[A run of records]
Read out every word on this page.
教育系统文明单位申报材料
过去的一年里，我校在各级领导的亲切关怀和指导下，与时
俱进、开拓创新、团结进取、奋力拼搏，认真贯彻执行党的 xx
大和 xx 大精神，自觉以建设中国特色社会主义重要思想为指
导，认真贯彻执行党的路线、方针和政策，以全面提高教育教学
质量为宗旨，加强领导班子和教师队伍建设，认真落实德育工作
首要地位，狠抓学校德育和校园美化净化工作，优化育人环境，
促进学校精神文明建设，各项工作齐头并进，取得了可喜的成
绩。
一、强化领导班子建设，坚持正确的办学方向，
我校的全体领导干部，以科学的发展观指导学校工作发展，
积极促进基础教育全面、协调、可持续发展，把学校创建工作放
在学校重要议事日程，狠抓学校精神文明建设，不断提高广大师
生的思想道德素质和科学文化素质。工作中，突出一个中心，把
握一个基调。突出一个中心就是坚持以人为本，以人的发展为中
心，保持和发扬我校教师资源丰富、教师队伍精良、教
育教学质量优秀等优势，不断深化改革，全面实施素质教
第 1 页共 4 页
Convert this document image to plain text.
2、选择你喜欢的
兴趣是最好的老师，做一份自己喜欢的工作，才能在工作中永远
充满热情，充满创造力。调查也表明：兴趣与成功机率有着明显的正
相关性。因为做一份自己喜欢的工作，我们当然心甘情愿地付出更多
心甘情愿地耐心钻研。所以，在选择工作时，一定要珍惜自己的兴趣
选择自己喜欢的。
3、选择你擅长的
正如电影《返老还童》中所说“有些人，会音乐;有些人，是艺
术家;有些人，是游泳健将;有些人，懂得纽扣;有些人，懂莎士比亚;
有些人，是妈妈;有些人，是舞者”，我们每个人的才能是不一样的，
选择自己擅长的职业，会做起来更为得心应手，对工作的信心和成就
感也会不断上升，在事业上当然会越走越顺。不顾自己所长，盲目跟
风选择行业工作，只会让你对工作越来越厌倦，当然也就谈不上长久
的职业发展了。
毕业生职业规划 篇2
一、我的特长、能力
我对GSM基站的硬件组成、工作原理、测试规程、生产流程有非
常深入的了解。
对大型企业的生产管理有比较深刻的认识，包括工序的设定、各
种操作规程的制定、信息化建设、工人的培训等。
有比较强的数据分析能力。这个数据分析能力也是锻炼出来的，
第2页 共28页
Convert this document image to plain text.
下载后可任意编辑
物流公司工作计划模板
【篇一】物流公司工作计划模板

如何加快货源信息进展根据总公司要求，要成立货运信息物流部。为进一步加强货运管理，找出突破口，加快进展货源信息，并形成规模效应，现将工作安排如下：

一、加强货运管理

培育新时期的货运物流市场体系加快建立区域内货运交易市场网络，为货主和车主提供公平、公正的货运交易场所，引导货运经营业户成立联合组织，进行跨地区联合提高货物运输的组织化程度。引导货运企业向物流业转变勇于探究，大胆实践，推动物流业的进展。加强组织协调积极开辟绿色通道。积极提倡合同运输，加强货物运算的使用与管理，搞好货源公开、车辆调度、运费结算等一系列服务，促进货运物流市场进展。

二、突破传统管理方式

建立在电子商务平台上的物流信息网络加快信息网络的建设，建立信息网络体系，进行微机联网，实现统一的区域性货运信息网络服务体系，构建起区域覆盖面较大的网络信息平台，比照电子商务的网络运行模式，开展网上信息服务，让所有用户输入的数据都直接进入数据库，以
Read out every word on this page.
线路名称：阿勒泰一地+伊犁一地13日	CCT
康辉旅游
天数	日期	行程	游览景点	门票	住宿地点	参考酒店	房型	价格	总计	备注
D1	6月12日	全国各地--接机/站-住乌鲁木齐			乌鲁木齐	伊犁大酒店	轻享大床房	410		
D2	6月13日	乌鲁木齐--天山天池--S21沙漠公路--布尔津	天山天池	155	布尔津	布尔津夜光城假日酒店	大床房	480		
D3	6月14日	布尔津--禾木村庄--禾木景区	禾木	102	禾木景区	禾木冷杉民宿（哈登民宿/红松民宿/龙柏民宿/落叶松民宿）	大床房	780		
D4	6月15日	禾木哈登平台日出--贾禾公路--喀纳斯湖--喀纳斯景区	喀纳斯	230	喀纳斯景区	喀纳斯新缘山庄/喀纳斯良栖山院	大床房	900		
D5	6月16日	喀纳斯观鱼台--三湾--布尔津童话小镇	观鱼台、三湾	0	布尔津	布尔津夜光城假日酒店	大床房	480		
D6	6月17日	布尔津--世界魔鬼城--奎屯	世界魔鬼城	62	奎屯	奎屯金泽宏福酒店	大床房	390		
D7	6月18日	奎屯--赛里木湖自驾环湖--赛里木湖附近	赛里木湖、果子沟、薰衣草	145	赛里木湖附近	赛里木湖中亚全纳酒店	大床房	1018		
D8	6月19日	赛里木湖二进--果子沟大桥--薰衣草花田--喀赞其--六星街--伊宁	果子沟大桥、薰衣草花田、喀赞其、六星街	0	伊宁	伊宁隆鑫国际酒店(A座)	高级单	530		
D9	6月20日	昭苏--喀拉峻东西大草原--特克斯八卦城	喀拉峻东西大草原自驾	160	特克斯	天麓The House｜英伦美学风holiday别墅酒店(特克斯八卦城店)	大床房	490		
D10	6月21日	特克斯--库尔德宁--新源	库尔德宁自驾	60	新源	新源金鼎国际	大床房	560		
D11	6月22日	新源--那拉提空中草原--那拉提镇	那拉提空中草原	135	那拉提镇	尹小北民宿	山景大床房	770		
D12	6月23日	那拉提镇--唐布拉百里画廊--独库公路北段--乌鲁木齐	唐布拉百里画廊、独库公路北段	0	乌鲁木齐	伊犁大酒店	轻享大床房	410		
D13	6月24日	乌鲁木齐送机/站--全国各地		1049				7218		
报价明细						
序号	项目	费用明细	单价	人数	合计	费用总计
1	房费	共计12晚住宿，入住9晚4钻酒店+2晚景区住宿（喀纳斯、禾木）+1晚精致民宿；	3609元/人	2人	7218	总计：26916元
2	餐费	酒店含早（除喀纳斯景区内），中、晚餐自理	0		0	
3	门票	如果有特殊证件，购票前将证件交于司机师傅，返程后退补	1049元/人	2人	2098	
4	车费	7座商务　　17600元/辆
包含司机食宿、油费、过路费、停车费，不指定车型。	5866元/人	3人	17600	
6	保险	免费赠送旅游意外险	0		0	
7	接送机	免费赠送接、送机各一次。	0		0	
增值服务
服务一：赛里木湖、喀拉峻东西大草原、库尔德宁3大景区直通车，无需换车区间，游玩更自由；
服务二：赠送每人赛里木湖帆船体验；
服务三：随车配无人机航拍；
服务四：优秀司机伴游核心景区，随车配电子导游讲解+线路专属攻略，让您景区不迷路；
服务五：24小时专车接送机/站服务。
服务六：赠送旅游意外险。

[What you will do]
Across the preceding material, how many lines contain the word "布尔津夜光城假日酒店"? State the number alone.

[Result for this task]
2